Provided entries ::
^^^^
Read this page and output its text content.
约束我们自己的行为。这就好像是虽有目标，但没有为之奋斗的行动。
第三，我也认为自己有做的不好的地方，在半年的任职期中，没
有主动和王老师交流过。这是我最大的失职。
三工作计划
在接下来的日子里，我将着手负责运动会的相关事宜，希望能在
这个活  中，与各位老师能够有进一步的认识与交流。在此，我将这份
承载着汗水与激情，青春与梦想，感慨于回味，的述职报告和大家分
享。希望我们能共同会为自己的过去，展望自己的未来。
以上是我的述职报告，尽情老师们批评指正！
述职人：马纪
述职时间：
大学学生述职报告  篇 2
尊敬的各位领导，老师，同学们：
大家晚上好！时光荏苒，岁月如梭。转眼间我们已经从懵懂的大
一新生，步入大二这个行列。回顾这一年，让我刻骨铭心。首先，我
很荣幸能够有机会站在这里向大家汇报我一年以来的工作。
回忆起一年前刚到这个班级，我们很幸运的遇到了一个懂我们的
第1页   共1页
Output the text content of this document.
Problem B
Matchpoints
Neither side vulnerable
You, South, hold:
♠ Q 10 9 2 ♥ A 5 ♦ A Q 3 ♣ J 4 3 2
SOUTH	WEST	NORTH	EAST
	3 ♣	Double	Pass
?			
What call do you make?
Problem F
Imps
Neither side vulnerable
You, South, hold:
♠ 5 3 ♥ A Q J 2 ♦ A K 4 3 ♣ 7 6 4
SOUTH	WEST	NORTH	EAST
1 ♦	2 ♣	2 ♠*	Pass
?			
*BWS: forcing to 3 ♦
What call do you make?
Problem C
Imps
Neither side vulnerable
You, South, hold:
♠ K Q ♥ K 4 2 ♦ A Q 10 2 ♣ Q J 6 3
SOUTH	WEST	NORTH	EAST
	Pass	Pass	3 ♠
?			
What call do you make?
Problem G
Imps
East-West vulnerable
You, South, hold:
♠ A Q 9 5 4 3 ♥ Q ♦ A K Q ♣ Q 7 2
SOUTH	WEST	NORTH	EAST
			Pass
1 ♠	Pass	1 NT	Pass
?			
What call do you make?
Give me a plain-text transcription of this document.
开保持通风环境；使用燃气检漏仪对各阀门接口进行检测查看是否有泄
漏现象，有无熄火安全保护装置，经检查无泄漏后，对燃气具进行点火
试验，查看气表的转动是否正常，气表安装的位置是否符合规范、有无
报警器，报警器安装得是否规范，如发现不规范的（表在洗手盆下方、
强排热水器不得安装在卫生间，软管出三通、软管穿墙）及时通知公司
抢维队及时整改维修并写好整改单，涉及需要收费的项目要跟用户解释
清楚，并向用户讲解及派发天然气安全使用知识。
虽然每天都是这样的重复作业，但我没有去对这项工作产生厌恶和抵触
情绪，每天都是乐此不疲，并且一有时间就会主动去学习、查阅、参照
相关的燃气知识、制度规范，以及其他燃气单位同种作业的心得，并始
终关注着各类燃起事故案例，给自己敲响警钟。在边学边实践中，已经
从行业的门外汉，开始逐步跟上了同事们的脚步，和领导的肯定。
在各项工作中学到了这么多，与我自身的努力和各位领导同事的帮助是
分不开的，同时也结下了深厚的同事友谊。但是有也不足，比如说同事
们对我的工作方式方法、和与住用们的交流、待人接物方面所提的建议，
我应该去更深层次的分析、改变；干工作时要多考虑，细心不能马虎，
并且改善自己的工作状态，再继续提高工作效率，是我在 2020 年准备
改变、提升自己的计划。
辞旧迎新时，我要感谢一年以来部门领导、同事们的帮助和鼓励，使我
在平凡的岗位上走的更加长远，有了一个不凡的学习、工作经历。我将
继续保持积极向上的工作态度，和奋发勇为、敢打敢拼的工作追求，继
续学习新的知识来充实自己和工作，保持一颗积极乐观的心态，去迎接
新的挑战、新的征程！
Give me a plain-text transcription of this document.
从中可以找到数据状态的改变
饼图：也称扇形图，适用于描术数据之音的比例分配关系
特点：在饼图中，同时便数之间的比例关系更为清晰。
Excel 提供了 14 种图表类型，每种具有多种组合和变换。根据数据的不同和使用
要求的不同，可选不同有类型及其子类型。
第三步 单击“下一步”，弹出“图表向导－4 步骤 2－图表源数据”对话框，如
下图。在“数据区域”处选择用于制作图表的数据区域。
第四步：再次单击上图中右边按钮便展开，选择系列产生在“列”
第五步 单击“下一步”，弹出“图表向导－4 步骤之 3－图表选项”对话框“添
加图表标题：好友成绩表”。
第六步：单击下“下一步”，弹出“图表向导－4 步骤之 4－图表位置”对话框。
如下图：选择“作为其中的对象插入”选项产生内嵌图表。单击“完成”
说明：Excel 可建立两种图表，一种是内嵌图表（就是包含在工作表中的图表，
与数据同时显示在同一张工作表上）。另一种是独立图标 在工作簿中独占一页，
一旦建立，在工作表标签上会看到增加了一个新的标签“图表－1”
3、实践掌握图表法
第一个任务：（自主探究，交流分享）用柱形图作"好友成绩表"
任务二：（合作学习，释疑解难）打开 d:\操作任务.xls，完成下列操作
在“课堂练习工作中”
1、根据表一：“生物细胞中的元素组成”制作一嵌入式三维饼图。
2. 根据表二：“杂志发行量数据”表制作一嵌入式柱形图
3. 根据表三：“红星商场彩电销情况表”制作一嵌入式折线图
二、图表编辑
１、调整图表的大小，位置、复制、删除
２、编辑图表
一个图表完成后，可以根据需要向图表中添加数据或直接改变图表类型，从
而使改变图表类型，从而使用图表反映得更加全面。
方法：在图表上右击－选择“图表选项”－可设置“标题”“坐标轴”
^^^^
Please restate the whole listing word for word.

Task solution ::
Read this page and output its text content.
约束我们自己的行为。这就好像是虽有目标，但没有为之奋斗的行动。
第三，我也认为自己有做的不好的地方，在半年的任职期中，没
有主动和王老师交流过。这是我最大的失职。
三工作计划
在接下来的日子里，我将着手负责运动会的相关事宜，希望能在
这个活  中，与各位老师能够有进一步的认识与交流。在此，我将这份
承载着汗水与激情，青春与梦想，感慨于回味，的述职报告和大家分
享。希望我们能共同会为自己的过去，展望自己的未来。
以上是我的述职报告，尽情老师们批评指正！
述职人：马纪
述职时间：
大学学生述职报告  篇 2
尊敬的各位领导，老师，同学们：
大家晚上好！时光荏苒，岁月如梭。转眼间我们已经从懵懂的大
一新生，步入大二这个行列。回顾这一年，让我刻骨铭心。首先，我
很荣幸能够有机会站在这里向大家汇报我一年以来的工作。
回忆起一年前刚到这个班级，我们很幸运的遇到了一个懂我们的
第1页   共1页
Output the text content of this document.
Problem B
Matchpoints
Neither side vulnerable
You, South, hold:
♠ Q 10 9 2 ♥ A 5 ♦ A Q 3 ♣ J 4 3 2
SOUTH	WEST	NORTH	EAST
	3 ♣	Double	Pass
?			
What call do you make?
Problem F
Imps
Neither side vulnerable
You, South, hold:
♠ 5 3 ♥ A Q J 2 ♦ A K 4 3 ♣ 7 6 4
SOUTH	WEST	NORTH	EAST
1 ♦	2 ♣	2 ♠*	Pass
?			
*BWS: forcing to 3 ♦
What call do you make?
Problem C
Imps
Neither side vulnerable
You, South, hold:
♠ K Q ♥ K 4 2 ♦ A Q 10 2 ♣ Q J 6 3
SOUTH	WEST	NORTH	EAST
	Pass	Pass	3 ♠
?			
What call do you make?
Problem G
Imps
East-West vulnerable
You, South, hold:
♠ A Q 9 5 4 3 ♥ Q ♦ A K Q ♣ Q 7 2
SOUTH	WEST	NORTH	EAST
			Pass
1 ♠	Pass	1 NT	Pass
?			
What call do you make?
Give me a plain-text transcription of this document.
开保持通风环境；使用燃气检漏仪对各阀门接口进行检测查看是否有泄
漏现象，有无熄火安全保护装置，经检查无泄漏后，对燃气具进行点火
试验，查看气表的转动是否正常，气表安装的位置是否符合规范、有无
报警器，报警器安装得是否规范，如发现不规范的（表在洗手盆下方、
强排热水器不得安装在卫生间，软管出三通、软管穿墙）及时通知公司
抢维队及时整改维修并写好整改单，涉及需要收费的项目要跟用户解释
清楚，并向用户讲解及派发天然气安全使用知识。
虽然每天都是这样的重复作业，但我没有去对这项工作产生厌恶和抵触
情绪，每天都是乐此不疲，并且一有时间就会主动去学习、查阅、参照
相关的燃气知识、制度规范，以及其他燃气单位同种作业的心得，并始
终关注着各类燃起事故案例，给自己敲响警钟。在边学边实践中，已经
从行业的门外汉，开始逐步跟上了同事们的脚步，和领导的肯定。
在各项工作中学到了这么多，与我自身的努力和各位领导同事的帮助是
分不开的，同时也结下了深厚的同事友谊。但是有也不足，比如说同事
们对我的工作方式方法、和与住用们的交流、待人接物方面所提的建议，
我应该去更深层次的分析、改变；干工作时要多考虑，细心不能马虎，
并且改善自己的工作状态，再继续提高工作效率，是我在 2020 年准备
改变、提升自己的计划。
辞旧迎新时，我要感谢一年以来部门领导、同事们的帮助和鼓励，使我
在平凡的岗位上走的更加长远，有了一个不凡的学习、工作经历。我将
继续保持积极向上的工作态度，和奋发勇为、敢打敢拼的工作追求，继
续学习新的知识来充实自己和工作，保持一颗积极乐观的心态，去迎接
新的挑战、新的征程！
Give me a plain-text transcription of this document.
从中可以找到数据状态的改变
饼图：也称扇形图，适用于描术数据之音的比例分配关系
特点：在饼图中，同时便数之间的比例关系更为清晰。
Excel 提供了 14 种图表类型，每种具有多种组合和变换。根据数据的不同和使用
要求的不同，可选不同有类型及其子类型。
第三步 单击“下一步”，弹出“图表向导－4 步骤 2－图表源数据”对话框，如
下图。在“数据区域”处选择用于制作图表的数据区域。
第四步：再次单击上图中右边按钮便展开，选择系列产生在“列”
第五步 单击“下一步”，弹出“图表向导－4 步骤之 3－图表选项”对话框“添
加图表标题：好友成绩表”。
第六步：单击下“下一步”，弹出“图表向导－4 步骤之 4－图表位置”对话框。
如下图：选择“作为其中的对象插入”选项产生内嵌图表。单击“完成”
说明：Excel 可建立两种图表，一种是内嵌图表（就是包含在工作表中的图表，
与数据同时显示在同一张工作表上）。另一种是独立图标 在工作簿中独占一页，
一旦建立，在工作表标签上会看到增加了一个新的标签“图表－1”
3、实践掌握图表法
第一个任务：（自主探究，交流分享）用柱形图作"好友成绩表"
任务二：（合作学习，释疑解难）打开 d:\操作任务.xls，完成下列操作
在“课堂练习工作中”
1、根据表一：“生物细胞中的元素组成”制作一嵌入式三维饼图。
2. 根据表二：“杂志发行量数据”表制作一嵌入式柱形图
3. 根据表三：“红星商场彩电销情况表”制作一嵌入式折线图
二、图表编辑
１、调整图表的大小，位置、复制、删除
２、编辑图表
一个图表完成后，可以根据需要向图表中添加数据或直接改变图表类型，从
而使改变图表类型，从而使用图表反映得更加全面。
方法：在图表上右击－选择“图表选项”－可设置“标题”“坐标轴”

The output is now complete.